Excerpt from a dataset
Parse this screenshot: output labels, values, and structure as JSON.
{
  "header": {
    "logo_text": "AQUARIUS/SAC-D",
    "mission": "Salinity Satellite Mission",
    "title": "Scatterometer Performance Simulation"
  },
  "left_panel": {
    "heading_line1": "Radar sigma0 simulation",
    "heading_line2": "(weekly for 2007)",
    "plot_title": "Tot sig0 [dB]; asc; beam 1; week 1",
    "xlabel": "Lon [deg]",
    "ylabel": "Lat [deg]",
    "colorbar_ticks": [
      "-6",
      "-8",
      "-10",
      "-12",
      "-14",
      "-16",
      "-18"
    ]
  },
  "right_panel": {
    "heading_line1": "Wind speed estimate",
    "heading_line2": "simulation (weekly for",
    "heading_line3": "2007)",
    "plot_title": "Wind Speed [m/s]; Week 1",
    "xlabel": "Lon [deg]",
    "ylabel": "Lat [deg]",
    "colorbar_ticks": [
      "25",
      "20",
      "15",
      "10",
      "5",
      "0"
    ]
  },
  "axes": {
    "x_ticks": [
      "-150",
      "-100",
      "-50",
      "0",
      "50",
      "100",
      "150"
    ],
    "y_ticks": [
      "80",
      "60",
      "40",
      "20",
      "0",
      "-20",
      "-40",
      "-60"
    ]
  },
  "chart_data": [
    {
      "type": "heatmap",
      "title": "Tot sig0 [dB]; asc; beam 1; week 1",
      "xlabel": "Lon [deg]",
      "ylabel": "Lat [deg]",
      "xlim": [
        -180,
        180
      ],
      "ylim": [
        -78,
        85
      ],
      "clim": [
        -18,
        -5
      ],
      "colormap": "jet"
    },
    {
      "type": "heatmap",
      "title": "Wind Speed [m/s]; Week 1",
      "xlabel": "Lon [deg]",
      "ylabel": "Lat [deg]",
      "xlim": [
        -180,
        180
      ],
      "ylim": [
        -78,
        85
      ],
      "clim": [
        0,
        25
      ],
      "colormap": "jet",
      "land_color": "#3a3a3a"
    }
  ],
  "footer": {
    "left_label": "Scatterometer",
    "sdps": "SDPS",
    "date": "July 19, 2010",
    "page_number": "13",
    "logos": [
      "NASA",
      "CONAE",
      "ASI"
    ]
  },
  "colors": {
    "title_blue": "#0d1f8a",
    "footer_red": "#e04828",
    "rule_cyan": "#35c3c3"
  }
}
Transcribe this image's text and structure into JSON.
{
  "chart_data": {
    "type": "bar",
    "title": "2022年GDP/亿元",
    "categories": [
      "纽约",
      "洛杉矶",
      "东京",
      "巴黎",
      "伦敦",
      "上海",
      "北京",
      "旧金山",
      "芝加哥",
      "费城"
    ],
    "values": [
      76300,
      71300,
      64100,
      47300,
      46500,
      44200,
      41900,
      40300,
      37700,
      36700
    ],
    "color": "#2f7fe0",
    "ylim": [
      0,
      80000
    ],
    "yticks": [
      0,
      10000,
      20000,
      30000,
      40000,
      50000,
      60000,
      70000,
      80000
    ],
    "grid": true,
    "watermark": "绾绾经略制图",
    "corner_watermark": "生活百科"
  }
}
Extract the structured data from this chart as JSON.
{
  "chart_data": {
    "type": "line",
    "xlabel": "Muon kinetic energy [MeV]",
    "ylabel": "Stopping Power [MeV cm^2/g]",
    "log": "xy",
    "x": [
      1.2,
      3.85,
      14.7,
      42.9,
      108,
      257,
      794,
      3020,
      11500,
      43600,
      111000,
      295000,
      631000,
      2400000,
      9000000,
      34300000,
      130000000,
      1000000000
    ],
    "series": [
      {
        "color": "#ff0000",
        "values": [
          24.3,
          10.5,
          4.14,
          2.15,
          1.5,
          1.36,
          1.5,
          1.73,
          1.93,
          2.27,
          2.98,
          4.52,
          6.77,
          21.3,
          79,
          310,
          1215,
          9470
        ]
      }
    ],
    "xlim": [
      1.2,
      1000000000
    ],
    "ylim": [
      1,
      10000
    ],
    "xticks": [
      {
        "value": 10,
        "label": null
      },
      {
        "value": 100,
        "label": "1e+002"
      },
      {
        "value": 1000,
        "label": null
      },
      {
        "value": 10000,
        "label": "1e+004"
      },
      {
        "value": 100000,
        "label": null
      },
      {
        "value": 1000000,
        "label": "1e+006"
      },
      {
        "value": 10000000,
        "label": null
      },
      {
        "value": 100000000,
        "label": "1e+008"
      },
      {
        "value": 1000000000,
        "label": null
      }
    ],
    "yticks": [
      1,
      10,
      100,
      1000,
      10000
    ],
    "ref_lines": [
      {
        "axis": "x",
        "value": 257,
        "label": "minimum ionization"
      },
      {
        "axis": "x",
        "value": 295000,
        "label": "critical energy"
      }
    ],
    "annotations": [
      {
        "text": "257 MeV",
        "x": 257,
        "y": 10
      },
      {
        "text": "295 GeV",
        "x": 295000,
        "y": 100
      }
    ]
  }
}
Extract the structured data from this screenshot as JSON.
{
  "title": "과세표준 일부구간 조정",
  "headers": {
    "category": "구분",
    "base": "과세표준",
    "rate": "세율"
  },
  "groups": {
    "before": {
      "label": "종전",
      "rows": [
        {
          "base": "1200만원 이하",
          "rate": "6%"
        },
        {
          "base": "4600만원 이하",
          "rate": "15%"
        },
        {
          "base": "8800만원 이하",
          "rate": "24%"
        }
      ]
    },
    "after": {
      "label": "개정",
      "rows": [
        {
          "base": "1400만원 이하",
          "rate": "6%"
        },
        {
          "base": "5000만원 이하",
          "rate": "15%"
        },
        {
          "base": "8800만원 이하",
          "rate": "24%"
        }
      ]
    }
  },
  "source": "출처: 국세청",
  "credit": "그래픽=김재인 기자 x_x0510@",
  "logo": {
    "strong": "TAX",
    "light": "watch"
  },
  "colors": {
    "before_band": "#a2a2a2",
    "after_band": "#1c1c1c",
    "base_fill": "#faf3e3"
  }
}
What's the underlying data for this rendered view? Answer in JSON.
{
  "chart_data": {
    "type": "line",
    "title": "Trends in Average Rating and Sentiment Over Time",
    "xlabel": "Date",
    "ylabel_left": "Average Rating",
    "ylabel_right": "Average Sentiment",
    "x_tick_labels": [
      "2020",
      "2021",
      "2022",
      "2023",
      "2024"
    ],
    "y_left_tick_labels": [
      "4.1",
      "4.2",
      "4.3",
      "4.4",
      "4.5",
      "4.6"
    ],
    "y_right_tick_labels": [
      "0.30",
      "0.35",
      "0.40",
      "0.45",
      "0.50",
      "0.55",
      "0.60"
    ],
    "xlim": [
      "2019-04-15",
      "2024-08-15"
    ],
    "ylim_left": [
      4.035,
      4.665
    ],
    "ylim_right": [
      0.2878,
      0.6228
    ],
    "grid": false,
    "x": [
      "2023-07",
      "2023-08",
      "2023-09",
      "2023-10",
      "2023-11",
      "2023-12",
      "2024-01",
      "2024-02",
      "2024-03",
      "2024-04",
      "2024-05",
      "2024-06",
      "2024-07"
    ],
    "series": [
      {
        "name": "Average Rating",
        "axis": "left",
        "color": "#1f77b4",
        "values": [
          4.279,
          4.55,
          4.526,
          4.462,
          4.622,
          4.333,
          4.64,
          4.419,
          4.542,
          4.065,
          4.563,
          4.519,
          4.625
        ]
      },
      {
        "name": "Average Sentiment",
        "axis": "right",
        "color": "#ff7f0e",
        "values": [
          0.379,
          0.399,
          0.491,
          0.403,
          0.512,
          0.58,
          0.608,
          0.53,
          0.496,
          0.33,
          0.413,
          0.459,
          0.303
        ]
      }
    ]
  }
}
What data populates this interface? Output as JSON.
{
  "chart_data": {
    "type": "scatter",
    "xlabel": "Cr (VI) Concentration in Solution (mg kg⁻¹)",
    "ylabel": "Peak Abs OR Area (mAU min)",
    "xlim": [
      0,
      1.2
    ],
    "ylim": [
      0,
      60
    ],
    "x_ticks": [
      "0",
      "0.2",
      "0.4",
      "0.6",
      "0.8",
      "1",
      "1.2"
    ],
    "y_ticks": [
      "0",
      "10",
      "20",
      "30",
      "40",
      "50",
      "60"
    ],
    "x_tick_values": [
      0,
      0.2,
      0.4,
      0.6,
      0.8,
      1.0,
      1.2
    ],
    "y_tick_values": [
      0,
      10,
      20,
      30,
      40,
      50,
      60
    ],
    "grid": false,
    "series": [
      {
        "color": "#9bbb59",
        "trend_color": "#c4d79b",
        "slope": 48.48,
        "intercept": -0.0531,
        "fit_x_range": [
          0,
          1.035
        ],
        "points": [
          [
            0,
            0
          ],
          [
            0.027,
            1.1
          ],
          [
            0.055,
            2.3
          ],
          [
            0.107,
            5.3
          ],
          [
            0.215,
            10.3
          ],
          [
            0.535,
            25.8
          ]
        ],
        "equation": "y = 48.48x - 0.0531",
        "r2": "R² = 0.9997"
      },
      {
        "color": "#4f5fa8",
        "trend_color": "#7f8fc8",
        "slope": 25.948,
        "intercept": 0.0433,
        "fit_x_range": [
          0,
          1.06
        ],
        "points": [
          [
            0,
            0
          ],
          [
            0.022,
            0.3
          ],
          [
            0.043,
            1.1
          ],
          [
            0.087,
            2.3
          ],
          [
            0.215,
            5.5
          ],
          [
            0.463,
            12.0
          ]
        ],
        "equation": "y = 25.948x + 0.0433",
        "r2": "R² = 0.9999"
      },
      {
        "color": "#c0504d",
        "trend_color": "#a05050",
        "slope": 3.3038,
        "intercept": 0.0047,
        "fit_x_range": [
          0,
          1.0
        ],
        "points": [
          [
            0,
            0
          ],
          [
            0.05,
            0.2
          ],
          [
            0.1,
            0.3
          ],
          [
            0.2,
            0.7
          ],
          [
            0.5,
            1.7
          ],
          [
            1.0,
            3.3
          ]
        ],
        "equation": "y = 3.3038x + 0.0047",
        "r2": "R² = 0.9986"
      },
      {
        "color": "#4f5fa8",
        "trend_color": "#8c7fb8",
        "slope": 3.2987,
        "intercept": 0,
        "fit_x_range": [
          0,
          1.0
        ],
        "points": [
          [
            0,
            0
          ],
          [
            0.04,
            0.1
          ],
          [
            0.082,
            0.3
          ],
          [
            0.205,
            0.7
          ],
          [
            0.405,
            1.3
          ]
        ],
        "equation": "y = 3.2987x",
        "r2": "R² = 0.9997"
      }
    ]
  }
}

◆ **EXERCISE**
Search the lines above for the string "structured" and copy each line that has it.

◆ **REPLY TO THE EXERCISE**
Extract the structured data from this chart as JSON.
Extract the structured data from this screenshot as JSON.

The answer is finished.